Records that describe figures
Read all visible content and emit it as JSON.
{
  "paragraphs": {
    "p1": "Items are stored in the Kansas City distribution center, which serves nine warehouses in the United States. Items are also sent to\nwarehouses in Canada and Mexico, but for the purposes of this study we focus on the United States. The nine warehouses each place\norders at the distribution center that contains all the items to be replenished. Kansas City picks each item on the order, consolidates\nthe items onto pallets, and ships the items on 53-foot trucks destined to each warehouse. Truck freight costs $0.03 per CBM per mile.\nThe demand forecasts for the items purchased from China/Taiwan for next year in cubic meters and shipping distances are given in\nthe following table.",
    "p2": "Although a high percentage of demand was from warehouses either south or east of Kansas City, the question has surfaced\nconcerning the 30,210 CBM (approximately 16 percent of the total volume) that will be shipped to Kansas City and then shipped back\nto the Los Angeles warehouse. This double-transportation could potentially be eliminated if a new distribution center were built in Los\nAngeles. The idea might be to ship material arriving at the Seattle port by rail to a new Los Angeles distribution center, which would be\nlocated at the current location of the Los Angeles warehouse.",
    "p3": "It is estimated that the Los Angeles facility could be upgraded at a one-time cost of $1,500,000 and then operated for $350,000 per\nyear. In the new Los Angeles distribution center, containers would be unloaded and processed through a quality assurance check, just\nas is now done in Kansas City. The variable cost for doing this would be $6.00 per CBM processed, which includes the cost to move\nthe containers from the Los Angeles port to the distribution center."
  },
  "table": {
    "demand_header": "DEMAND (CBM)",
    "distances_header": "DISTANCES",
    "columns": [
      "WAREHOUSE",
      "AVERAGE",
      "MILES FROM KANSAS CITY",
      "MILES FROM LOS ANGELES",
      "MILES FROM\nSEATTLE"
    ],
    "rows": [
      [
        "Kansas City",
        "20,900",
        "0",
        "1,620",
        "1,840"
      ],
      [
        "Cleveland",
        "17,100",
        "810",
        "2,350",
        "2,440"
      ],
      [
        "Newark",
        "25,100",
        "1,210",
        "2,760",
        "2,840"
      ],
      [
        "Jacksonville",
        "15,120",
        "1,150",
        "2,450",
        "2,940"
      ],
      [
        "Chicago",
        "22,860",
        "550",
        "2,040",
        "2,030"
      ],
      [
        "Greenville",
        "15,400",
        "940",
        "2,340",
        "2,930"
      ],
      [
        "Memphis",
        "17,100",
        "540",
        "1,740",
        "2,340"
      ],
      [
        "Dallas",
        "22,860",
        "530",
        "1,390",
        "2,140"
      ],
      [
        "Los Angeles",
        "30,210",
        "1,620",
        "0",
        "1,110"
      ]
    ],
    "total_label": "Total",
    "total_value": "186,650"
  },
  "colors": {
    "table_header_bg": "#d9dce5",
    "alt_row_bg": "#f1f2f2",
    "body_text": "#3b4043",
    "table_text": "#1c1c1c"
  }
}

▶ Required task:
Give every line of the material that includes the string "warehouses".

▶ Correct response:
    "p1": "Items are stored in the Kansas City distribution center, which serves nine warehouses in the United States. Items are also sent to\nwarehouses in Canada and Mexico, but for the purposes of this study we focus on the United States. The nine warehouses each place\norders at the distribution center that contains all the items to be replenished. Kansas City picks each item on the order, consolidates\nthe items onto pallets, and ships the items on 53-foot trucks destined to each warehouse. Truck freight costs $0.03 per CBM per mile.\nThe demand forecasts for the items purchased from China/Taiwan for next year in cubic meters and shipping distances are given in\nthe following table.",
    "p2": "Although a high percentage of demand was from warehouses either south or east of Kansas City, the question has surfaced\nconcerning the 30,210 CBM (approximately 16 percent of the total volume) that will be shipped to Kansas City and then shipped back\nto the Los Angeles warehouse. This double-transportation could potentially be eliminated if a new distribution center were built in Los\nAngeles. The idea might be to ship material arriving at the Seattle port by rail to a new Los Angeles distribution center, which would be\nlocated at the current location of the Los Angeles warehouse.",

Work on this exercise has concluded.